What is being asked: Could you copy every line from the material below in which "Organometallic" appears?

Extracted data entries
+===+

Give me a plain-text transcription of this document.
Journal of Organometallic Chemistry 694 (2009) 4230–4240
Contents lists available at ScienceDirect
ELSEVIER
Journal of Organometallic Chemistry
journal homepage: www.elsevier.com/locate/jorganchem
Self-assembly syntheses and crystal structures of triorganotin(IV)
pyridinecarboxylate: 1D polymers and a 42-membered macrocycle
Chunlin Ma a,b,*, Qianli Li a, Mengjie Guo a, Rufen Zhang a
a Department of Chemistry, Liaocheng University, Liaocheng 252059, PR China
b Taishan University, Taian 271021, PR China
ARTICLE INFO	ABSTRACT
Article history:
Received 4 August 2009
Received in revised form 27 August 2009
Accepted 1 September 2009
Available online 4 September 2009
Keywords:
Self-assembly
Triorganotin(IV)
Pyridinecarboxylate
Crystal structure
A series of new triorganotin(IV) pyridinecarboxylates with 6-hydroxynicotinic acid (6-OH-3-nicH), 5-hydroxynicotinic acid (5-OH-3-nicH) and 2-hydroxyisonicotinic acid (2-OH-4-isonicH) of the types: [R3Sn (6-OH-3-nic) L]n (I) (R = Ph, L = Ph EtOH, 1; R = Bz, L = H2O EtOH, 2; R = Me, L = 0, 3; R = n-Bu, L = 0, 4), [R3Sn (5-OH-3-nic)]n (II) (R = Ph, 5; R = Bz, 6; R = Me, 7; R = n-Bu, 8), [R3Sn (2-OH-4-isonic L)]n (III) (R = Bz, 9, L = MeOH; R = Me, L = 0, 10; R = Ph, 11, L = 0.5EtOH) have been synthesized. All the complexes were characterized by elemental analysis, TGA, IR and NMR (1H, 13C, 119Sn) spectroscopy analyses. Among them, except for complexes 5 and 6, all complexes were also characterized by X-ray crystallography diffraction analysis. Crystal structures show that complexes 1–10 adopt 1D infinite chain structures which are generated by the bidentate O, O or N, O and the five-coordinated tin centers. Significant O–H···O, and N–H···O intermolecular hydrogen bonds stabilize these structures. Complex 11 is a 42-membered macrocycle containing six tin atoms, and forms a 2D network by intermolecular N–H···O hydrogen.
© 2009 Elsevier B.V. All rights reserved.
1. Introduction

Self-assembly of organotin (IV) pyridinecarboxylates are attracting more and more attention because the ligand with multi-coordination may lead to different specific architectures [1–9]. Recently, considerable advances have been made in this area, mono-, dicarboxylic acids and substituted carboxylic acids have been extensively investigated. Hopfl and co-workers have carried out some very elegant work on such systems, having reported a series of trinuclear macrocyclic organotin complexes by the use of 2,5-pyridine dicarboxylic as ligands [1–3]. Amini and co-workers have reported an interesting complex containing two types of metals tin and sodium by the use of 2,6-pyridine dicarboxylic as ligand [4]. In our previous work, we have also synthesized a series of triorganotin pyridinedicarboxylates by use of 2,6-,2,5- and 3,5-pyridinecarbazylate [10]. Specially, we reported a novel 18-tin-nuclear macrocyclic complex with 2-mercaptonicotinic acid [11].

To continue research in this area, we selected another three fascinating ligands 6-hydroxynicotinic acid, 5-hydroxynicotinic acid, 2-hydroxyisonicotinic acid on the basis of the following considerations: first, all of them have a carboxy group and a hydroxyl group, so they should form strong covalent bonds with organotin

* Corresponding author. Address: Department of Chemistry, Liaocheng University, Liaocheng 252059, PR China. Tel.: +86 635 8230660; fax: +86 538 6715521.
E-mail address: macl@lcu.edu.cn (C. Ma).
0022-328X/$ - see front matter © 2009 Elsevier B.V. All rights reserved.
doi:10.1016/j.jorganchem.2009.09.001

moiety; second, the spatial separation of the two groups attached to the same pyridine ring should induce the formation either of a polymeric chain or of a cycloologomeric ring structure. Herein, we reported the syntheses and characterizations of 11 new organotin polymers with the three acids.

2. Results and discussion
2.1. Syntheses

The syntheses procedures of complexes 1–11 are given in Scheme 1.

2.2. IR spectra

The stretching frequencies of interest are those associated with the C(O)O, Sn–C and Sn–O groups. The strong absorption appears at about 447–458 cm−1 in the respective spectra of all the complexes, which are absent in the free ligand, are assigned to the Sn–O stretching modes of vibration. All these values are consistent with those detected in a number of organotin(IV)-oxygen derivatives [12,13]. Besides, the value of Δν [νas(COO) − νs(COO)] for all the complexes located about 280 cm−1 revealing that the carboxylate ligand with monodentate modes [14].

+===+

Output for this exercise:
Journal of Organometallic Chemistry 694 (2009) 4230–4240
Journal of Organometallic Chemistry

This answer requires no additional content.